--- Begin Provided records ---

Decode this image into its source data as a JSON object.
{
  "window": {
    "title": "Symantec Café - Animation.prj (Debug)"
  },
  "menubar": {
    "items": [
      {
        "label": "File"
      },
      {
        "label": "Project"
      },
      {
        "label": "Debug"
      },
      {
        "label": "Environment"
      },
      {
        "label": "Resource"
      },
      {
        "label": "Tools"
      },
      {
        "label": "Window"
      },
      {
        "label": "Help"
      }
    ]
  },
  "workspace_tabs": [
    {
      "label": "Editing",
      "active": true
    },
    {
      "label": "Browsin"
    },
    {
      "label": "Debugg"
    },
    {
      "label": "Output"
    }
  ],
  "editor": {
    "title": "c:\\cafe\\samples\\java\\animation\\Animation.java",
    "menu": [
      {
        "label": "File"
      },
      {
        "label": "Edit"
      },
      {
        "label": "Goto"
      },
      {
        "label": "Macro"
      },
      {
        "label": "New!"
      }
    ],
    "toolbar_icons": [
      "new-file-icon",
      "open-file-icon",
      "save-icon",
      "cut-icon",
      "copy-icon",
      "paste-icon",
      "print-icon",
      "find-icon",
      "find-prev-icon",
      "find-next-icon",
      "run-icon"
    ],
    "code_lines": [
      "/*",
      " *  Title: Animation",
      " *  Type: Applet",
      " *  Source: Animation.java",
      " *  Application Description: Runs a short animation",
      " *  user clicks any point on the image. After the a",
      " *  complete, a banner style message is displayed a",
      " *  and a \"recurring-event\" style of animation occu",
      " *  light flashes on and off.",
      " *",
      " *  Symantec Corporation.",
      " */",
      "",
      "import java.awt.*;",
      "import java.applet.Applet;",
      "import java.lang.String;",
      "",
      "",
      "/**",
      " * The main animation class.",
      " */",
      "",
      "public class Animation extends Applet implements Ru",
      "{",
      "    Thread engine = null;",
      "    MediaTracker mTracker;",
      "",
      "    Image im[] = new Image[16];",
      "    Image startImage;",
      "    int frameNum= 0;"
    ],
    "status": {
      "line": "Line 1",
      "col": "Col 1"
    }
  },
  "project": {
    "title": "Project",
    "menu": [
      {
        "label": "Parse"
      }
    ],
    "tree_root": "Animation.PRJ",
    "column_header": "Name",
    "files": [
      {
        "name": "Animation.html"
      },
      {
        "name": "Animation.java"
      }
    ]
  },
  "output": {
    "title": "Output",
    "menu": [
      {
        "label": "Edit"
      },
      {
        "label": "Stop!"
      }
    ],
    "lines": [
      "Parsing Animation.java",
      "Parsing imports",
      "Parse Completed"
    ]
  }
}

--- End Provided records ---
--- Begin Provided records ---

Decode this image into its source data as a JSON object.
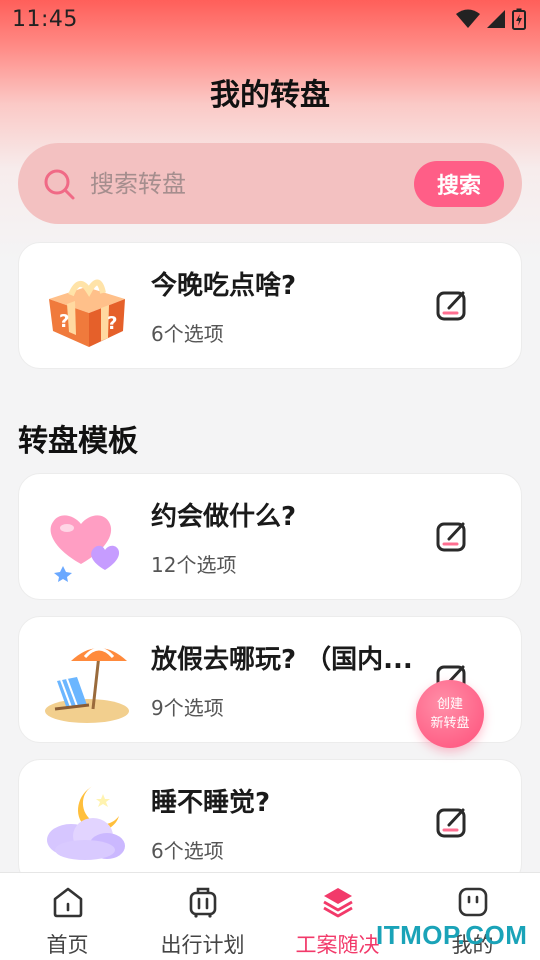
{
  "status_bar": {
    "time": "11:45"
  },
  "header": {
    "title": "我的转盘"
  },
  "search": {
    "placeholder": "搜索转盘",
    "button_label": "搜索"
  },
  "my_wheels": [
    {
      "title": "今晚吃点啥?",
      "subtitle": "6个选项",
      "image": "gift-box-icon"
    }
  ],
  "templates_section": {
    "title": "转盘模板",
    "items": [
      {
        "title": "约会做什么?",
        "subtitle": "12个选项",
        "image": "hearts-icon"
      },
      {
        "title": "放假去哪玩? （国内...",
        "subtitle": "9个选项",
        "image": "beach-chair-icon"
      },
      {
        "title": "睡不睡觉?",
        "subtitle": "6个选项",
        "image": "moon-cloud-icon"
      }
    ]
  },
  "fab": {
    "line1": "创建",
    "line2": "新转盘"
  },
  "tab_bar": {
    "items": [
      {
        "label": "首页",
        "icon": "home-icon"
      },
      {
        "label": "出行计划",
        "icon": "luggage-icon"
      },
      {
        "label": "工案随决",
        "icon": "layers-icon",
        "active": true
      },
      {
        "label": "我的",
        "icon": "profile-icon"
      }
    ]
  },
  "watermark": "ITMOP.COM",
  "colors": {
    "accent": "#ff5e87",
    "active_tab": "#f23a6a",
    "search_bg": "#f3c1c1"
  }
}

--- End Provided records ---

--- Short task ---
Read the data above and pull out each line that holds the string "class".

--- Solution to this exercise ---
      " * The main animation class.",
      "public class Animation extends Applet implements Ru",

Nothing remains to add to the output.